**Dataset items**
# # # # #

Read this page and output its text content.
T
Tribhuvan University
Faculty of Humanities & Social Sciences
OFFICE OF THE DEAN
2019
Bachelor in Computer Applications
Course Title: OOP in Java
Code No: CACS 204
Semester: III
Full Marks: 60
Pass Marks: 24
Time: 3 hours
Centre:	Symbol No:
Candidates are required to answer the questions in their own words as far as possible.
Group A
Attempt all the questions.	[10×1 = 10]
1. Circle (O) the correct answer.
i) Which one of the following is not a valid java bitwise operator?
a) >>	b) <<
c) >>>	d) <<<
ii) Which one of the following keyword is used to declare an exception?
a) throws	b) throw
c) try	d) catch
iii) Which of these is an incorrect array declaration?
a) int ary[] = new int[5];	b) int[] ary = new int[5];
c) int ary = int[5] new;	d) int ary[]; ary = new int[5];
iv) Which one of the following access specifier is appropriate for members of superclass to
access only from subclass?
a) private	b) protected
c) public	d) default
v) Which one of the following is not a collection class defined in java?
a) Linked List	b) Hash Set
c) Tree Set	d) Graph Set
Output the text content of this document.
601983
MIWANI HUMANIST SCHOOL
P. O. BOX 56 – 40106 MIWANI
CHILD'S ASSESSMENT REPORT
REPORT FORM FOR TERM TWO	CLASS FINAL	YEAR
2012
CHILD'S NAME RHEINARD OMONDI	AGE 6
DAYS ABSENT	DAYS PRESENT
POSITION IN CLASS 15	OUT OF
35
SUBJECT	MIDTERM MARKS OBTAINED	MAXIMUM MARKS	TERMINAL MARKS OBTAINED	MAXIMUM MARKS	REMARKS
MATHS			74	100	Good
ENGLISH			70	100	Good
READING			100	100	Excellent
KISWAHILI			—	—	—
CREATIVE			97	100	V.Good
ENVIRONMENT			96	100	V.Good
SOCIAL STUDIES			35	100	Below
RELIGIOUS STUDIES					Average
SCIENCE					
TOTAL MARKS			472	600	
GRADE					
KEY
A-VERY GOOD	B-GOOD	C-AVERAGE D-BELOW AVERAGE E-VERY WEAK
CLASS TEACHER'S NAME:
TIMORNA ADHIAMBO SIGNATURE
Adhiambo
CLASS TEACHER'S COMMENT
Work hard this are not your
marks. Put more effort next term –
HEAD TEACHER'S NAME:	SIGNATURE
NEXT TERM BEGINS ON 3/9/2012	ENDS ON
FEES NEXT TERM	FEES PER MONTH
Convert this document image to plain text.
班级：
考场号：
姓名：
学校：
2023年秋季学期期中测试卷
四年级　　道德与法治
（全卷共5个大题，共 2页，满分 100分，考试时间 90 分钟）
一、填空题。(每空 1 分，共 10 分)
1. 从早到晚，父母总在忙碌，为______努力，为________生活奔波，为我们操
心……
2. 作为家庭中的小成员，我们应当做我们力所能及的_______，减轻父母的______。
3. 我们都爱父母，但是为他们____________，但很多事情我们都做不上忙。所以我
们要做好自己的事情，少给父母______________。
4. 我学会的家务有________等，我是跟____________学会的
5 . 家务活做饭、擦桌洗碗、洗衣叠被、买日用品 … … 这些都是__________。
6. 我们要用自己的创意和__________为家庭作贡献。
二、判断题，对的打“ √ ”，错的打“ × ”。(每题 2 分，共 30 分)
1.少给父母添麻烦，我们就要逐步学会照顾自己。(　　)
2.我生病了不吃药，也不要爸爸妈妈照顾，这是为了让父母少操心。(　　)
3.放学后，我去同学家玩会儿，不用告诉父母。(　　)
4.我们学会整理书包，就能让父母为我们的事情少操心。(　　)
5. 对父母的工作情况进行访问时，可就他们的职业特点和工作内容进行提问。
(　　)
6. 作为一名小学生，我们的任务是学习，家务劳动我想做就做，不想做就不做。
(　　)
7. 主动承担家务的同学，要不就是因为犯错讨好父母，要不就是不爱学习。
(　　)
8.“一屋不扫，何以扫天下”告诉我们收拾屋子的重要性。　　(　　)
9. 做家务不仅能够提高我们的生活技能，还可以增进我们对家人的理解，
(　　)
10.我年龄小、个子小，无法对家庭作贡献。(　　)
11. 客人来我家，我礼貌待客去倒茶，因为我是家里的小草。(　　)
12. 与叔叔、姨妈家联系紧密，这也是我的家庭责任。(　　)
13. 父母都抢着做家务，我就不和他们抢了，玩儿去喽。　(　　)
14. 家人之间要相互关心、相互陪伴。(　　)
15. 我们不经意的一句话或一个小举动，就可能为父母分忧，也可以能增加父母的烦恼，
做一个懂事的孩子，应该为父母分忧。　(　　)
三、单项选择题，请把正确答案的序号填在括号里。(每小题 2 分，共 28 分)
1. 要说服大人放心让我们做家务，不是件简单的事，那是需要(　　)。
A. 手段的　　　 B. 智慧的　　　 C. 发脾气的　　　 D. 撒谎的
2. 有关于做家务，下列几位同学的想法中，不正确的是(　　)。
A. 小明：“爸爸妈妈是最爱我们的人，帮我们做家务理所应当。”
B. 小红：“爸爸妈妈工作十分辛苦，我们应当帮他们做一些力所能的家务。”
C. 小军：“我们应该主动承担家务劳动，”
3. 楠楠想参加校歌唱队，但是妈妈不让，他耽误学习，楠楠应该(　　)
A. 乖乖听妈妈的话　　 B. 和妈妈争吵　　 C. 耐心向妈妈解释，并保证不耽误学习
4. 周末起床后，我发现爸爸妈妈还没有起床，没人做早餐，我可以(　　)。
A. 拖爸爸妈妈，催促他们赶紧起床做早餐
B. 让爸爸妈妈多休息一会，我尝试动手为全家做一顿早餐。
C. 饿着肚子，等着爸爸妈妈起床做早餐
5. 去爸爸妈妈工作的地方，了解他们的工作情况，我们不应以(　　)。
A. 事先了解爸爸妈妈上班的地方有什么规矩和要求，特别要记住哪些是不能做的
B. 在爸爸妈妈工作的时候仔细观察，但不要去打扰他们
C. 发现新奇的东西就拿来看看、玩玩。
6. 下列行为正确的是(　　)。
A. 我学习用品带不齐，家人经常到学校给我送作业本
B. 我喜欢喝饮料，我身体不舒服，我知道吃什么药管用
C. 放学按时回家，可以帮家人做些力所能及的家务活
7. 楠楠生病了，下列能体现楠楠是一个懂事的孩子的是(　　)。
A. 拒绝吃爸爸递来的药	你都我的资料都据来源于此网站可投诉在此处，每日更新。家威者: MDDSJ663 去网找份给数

# # # # #

**WHAT YOU NEED TO DO**
From the records, copy every line that has the string "content" in it.

**RESPONSE TO THE EXERCISE**
Read this page and output its text content.
Output the text content of this document.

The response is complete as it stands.